(Task objective):
Search the entries for the word "text" and pull out each line that has it.

(Records for processing):
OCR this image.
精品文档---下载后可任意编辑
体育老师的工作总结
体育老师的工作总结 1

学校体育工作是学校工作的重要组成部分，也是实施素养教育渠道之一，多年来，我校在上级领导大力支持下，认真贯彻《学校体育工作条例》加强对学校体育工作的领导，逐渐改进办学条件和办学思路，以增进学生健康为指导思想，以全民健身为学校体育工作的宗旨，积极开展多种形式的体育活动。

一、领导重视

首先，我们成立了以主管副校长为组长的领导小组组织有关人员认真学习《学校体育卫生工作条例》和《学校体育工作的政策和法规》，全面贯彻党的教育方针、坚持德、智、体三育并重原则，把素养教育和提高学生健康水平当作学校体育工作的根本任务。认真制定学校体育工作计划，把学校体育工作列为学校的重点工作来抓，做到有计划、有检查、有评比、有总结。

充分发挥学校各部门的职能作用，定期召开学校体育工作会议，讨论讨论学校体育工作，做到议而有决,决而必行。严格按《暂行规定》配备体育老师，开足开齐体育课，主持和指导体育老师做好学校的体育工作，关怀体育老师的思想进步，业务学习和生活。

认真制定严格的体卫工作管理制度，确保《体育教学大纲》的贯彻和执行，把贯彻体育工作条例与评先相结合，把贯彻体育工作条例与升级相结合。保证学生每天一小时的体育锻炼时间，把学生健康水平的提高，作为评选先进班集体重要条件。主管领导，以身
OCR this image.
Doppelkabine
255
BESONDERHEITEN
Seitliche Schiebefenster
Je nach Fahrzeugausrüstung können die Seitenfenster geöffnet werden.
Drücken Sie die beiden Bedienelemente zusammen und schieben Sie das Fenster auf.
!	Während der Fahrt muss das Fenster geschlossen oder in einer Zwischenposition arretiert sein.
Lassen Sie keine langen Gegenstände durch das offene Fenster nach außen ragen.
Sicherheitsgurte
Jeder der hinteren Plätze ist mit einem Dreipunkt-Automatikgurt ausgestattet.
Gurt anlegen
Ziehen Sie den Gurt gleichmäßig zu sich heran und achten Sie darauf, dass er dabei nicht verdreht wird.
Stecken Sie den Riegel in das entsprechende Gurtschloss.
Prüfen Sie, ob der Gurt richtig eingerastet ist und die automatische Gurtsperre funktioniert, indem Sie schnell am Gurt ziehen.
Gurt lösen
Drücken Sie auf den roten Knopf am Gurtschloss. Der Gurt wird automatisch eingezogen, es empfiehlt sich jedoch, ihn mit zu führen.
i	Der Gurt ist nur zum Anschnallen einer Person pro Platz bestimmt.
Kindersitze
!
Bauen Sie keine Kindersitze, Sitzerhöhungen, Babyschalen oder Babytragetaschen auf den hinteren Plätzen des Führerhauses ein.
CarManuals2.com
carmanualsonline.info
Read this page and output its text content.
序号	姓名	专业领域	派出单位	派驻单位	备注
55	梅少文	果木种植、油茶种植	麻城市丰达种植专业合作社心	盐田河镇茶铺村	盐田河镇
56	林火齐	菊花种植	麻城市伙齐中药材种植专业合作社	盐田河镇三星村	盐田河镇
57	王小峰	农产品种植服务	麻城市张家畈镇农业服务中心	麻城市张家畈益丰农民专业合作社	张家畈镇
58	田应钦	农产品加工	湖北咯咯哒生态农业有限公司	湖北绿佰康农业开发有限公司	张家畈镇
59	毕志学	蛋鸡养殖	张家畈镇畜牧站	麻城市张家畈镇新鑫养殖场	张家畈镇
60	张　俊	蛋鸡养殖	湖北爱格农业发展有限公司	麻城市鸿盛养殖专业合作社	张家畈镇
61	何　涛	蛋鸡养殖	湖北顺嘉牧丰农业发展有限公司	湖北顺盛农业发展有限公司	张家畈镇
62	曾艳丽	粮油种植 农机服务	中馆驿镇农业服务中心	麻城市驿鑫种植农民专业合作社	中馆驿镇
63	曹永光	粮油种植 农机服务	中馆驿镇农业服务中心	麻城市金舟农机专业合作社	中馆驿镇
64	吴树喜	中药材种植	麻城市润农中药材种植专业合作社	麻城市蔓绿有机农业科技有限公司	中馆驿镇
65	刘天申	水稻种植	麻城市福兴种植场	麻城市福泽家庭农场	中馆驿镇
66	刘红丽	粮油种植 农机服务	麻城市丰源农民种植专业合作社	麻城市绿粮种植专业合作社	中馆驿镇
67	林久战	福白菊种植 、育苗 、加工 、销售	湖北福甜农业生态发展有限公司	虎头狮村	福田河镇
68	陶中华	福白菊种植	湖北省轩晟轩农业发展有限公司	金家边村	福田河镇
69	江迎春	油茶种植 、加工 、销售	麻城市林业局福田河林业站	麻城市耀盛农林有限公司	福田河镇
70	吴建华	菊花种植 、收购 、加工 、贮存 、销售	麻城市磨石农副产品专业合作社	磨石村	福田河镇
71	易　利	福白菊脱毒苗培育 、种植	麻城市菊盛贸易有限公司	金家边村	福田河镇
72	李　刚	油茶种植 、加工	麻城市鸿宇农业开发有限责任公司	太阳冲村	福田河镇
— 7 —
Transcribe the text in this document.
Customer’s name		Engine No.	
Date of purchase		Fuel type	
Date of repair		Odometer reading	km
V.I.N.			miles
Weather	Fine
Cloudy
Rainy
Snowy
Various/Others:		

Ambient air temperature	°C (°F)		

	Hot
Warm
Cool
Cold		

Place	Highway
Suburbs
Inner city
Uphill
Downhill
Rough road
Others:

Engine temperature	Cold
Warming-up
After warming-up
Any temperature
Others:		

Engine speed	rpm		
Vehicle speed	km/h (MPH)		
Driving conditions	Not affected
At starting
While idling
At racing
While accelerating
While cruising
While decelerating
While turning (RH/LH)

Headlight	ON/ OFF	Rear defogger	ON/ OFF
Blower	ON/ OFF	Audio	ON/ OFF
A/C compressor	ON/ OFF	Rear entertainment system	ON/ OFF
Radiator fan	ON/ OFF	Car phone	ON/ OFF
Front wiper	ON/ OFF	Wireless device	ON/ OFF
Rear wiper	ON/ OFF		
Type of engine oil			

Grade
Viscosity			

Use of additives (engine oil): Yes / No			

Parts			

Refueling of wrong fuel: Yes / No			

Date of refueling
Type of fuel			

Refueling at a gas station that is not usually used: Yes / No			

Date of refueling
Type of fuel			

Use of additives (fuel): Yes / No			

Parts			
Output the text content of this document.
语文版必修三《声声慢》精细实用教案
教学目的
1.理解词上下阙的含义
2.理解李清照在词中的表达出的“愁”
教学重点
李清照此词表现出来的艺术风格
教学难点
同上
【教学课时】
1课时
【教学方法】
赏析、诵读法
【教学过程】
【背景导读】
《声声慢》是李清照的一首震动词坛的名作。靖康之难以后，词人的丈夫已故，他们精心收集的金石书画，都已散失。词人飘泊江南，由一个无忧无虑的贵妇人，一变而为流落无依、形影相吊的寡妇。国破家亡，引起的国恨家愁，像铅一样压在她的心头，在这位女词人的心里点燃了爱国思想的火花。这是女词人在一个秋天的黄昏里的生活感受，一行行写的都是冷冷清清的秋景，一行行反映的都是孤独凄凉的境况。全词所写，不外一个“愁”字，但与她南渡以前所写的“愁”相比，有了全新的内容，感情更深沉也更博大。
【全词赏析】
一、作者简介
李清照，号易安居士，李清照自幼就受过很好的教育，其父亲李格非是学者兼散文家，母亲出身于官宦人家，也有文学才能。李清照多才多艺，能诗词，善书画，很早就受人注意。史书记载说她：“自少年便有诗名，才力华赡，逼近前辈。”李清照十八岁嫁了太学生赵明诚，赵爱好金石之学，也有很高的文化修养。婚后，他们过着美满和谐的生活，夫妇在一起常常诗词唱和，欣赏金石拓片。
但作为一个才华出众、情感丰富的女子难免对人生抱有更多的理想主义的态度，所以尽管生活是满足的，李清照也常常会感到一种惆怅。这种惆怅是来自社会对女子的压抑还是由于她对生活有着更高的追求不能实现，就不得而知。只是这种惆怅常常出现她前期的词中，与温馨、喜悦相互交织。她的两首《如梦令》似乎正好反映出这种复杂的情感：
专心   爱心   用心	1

(Solution to the exercise):
Read this page and output its text content.
Transcribe the text in this document.
Output the text content of this document.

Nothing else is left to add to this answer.